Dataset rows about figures
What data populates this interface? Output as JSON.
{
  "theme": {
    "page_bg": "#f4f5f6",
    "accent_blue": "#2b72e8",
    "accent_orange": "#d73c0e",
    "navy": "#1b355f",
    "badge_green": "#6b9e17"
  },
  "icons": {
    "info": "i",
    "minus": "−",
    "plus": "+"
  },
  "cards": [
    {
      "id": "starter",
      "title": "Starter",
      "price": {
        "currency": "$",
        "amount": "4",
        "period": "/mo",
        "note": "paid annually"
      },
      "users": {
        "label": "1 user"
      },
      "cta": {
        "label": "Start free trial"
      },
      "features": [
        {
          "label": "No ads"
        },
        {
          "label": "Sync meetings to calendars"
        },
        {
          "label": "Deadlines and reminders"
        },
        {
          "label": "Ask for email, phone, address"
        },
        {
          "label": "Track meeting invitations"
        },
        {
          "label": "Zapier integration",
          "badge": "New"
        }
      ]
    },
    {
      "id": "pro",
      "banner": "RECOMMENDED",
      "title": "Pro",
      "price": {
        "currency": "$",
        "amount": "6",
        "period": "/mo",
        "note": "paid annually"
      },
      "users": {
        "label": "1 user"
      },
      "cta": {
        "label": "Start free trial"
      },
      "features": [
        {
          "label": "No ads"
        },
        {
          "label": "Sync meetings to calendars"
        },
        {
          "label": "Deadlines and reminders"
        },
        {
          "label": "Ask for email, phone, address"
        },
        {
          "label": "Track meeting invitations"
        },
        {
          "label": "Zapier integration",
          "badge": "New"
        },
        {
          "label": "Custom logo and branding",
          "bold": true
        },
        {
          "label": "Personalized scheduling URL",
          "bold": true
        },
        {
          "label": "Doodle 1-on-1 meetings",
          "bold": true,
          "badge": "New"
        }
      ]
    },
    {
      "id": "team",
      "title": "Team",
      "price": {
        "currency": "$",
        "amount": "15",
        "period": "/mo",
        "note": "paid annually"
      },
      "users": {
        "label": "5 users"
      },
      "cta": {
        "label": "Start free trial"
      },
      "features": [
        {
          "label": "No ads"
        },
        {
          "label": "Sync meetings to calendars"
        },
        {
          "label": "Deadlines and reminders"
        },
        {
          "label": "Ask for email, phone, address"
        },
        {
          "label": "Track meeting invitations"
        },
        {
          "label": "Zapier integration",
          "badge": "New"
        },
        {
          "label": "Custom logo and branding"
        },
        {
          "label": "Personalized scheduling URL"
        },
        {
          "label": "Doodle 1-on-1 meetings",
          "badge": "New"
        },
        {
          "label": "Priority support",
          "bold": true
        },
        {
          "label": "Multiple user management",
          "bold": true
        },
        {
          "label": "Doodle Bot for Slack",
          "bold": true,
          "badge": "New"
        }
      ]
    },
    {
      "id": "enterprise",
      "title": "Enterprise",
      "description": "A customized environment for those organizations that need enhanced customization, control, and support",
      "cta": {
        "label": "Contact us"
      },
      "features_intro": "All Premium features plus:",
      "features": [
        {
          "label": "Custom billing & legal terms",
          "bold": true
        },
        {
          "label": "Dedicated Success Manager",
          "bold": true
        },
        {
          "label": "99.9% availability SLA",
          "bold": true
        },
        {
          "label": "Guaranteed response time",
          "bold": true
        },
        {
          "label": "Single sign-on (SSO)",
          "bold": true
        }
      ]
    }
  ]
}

__WHAT IS BEING ASKED__. Where a line holds "scheduling", copy that line.

__EXERCISE ANSWER__.
          "label": "Personalized scheduling URL",
          "label": "Personalized scheduling URL"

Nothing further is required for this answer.